▶ [OBJECTIVE]
Pick out the lines containing "amplitude".

▶ [RECORDS TO PROCESS]
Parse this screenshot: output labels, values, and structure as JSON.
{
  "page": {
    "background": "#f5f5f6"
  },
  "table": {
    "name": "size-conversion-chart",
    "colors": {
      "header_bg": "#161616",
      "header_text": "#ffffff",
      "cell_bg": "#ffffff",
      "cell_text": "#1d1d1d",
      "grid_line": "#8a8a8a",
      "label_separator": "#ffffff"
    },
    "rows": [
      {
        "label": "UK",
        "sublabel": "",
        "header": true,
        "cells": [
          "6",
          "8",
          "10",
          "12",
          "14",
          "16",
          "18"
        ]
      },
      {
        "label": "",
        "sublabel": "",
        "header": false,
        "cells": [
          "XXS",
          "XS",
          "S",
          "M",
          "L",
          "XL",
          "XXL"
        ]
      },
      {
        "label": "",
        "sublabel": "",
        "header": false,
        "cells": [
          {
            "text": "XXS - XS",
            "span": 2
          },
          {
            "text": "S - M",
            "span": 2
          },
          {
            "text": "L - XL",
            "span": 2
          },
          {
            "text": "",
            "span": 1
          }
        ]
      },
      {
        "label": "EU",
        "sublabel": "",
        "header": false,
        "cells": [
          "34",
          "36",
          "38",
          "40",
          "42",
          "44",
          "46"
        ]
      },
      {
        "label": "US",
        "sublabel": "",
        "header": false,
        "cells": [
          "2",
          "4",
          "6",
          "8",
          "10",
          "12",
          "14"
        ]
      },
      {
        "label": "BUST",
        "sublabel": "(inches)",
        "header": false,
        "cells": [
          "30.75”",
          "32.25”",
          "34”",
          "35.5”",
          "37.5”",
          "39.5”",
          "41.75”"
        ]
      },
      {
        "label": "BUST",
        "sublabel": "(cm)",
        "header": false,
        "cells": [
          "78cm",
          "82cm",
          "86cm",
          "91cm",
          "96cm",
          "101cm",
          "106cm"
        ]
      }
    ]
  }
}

--

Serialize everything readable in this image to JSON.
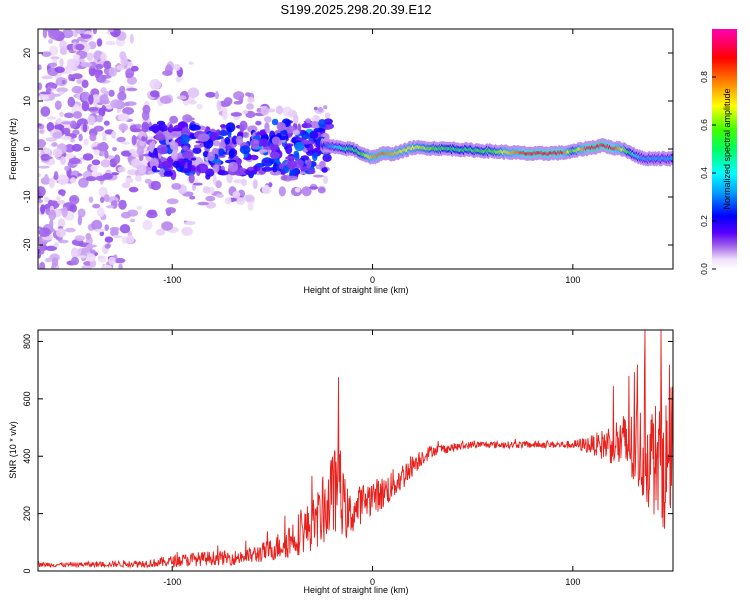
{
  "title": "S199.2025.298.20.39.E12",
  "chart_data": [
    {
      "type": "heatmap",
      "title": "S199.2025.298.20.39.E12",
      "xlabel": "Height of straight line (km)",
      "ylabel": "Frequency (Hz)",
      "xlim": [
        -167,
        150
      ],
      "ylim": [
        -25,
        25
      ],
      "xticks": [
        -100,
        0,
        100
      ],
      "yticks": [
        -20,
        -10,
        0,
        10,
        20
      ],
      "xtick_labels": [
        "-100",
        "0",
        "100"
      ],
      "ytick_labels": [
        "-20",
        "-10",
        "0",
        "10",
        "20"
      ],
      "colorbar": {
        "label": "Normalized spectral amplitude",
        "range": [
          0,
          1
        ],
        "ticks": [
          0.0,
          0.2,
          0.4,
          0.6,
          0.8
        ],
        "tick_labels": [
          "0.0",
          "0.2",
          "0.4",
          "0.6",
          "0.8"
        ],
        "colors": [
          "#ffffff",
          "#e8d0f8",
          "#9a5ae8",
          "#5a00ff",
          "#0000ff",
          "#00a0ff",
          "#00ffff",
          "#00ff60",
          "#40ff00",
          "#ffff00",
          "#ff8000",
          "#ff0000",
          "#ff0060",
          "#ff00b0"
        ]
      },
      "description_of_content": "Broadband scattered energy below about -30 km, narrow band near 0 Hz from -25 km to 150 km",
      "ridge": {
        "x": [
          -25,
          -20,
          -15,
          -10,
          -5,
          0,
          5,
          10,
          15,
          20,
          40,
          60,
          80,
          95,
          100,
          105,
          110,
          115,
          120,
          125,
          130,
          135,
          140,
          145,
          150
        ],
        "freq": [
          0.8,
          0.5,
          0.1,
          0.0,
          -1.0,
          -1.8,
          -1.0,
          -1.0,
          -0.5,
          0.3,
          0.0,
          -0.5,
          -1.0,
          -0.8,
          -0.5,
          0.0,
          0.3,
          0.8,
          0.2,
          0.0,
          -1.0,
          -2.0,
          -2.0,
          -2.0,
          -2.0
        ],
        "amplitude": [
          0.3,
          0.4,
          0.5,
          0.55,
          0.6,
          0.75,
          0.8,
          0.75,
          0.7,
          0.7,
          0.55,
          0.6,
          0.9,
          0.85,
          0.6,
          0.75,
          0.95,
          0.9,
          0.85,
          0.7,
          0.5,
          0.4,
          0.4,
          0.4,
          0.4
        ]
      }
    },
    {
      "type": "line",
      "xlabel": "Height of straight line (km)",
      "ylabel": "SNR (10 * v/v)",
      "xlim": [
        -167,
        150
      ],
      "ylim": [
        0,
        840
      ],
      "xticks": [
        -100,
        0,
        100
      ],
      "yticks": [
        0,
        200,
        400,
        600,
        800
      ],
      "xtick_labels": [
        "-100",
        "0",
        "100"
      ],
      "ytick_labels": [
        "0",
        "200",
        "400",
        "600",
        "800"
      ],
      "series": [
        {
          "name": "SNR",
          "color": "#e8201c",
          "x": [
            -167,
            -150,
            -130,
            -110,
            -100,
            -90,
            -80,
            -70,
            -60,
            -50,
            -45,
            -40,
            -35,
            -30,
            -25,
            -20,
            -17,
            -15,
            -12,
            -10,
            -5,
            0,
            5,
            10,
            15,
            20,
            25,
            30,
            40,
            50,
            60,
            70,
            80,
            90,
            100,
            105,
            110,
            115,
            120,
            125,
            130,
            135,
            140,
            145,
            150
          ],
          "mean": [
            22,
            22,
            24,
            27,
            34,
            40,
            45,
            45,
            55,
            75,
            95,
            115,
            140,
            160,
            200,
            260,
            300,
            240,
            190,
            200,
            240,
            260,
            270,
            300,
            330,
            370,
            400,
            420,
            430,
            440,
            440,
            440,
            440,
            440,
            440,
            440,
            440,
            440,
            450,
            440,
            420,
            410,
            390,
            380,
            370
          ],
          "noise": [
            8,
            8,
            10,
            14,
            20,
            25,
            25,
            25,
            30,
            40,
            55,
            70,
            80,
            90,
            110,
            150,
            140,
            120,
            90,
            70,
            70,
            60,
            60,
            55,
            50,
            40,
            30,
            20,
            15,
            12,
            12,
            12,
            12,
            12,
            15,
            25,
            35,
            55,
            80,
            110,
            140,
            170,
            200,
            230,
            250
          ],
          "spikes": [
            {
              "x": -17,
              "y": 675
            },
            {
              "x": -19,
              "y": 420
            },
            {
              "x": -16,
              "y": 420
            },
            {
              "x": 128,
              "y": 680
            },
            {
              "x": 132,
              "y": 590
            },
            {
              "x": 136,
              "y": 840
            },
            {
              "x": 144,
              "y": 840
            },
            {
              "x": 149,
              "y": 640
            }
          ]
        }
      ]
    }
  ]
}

▶ [RESULT FOR THIS TASK]
        "label": "Normalized spectral amplitude",
        "amplitude": [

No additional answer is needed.